# Gekozen fragment:

1. Het geschil en de beoordeling van het incident.
1.1 [M] heeft gevorderd dat Het Gouden Pand c.s. wordt veroordeeld inzage te geven in en afschriften te verstrekken van de video-opnamen van de avond waarop de borgstellingsovereenkomst is getekend, met veroordeling van Het Gouden Pand c.s. in de kosten in het incident.
Het Gouden Pand c.s. heeft de vordering gemotiveerd betwist.
1.2 Bij vonnis van deze rechtbank d.d. 8 maart 2006 in de hoofdzaak is [M] het bewijs opgedragen van feiten en omstandigheden waaruit kan worden afgeleid dat de door hem op 26 september 2001 ondertekende borgstellingsovereenkomst tot stand is gekomen onder bedreiging, dwang of misbruik van omstandigheden.
1.3 [M] wenst dit bewijs te leveren door het tonen van de video-opnamen, waar de vordering op ziet: hij heeft gesteld dat de overeenkomst is gesloten in juwelierszaak The Golden Step, waar videocamera's aanwezig waren.
Het Gouden Pand c.s. betwist dat zij over de bedoelde video-opnamen beschikt, daar de overeenkomst niet bij The Golden Step is ondertekend, maar bij Juwelier Jacqueline Doorn en er bovendien geen video-opnamen zijn gemaakt.
1.4 Voor zover Het Gouden Pand c.s. met haar verweer - dat de overeenkomst bij taxatiebureau/juwelier Jacqueline Doorn op het adres Eikenlaan 44 te Spijkenisse is ondertekend - heeft willen betogen dat zij de door [M] bedoelde video-opnamen niet ter beschikking of onder haar berusting heeft faalt dit, nu [X] ter gelegenheid van de op 8 maart 2002 gehouden comparitie van partijen namens Het Gouden Pand c.s. is verschenen en heeft verklaard directeur-grootaandeelhouder van deze vennootschappen te zijn. Onder deze omstandigheden moet er van uit worden gegaan dat - indien is komen vast te staan dat van de hiervoor omschreven bijeenkomst bij taxatiebureau/juwelier Jacqueline Doorn video-opnamen zijn gemaakt - Het Gouden Pand c.s. deze opnamen te harer beschikking heeft.
1.5 Vast staat dat er zowel in de juwelierszaak The Golden Step als die van Jacqueline Doorn camera's hingen. Tussen partijen staat als onweersproken vast dat - in het geval dat in rechte vast zou komen te staan dat er destijds daadwerkelijk video-opnamen zijn gemaakt met deze camera's - [M] rechtmatig belang heeft bij afgifte van die door hem aangegeven video-opnamen. Partijen twisten evenwel over de vraag òf die camera's ten tijde van het sluiten van de overeenkomst op 26 september 2001 opnamen maakten. [M], op wie de bewijslast rust, dient zijn stelling dat dit het geval was te bewijzen.

# Getoonde gegevens:
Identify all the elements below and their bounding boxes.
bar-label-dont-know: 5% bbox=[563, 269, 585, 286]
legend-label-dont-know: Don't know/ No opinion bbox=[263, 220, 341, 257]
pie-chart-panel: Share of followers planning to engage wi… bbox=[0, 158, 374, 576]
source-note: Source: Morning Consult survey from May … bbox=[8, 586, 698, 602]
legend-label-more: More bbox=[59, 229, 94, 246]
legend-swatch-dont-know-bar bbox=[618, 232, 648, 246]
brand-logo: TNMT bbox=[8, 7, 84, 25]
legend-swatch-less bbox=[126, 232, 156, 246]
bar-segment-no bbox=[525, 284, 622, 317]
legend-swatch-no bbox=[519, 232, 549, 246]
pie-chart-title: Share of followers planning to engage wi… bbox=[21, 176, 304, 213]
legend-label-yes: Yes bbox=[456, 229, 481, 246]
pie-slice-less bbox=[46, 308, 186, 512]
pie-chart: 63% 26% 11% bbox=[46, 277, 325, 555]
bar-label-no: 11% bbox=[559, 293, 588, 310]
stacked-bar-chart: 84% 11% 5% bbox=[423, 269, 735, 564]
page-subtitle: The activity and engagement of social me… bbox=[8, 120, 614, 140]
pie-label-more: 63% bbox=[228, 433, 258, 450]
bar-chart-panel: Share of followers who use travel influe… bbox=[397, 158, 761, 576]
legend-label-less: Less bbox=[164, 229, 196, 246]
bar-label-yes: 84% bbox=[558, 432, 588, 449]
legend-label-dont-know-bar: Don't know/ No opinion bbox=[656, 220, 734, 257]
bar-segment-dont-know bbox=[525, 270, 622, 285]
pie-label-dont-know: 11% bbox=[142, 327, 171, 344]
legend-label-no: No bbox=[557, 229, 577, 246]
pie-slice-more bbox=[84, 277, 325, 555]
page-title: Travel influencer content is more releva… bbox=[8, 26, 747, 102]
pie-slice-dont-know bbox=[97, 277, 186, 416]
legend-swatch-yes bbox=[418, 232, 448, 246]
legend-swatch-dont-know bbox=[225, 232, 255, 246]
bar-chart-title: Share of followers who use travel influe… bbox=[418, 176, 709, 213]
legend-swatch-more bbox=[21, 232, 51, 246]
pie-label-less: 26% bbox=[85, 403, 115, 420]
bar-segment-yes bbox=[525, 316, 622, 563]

# Schriftelijke opdracht 1:
Geef voor elke bewering aan of ze klopt met het gekozen fragment, met ja of nee en de doorslaggevende woorden letterlijk geciteerd: (a) de overeenkomst werd op 26 september 2001 gesloten; (b) de bewijslast ligt bij Het Gouden Pand c.s.; (c) alleen in The Golden Step hingen camera's.
# Schriftelijke opdracht 2:
Schrijf de regels van de lijst over, vanaf het begin van de lijst tot en met de regel waarin "pie-slice-less bbox=[46, 308, 186, 512]" staat.

# Schriftelijke uitwerking 1:
(a) Ja: "ten tijde van het sluiten van de overeenkomst op 26 september 2001"
(b) Nee: "[M], op wie de bewijslast rust"
(c) Nee: "Vast staat dat er zowel in de juwelierszaak The Golden Step als die van Jacqueline Doorn camera's hingen."

# Schriftelijke uitwerking 2:
Identify all the elements below and their bounding boxes.
bar-label-dont-know: 5% bbox=[563, 269, 585, 286]
legend-label-dont-know: Don't know/ No opinion bbox=[263, 220, 341, 257]
pie-chart-panel: Share of followers planning to engage wi… bbox=[0, 158, 374, 576]
source-note: Source: Morning Consult survey from May … bbox=[8, 586, 698, 602]
legend-label-more: More bbox=[59, 229, 94, 246]
legend-swatch-dont-know-bar bbox=[618, 232, 648, 246]
brand-logo: TNMT bbox=[8, 7, 84, 25]
legend-swatch-less bbox=[126, 232, 156, 246]
bar-segment-no bbox=[525, 284, 622, 317]
legend-swatch-no bbox=[519, 232, 549, 246]
pie-chart-title: Share of followers planning to engage wi… bbox=[21, 176, 304, 213]
legend-label-yes: Yes bbox=[456, 229, 481, 246]
pie-slice-less bbox=[46, 308, 186, 512]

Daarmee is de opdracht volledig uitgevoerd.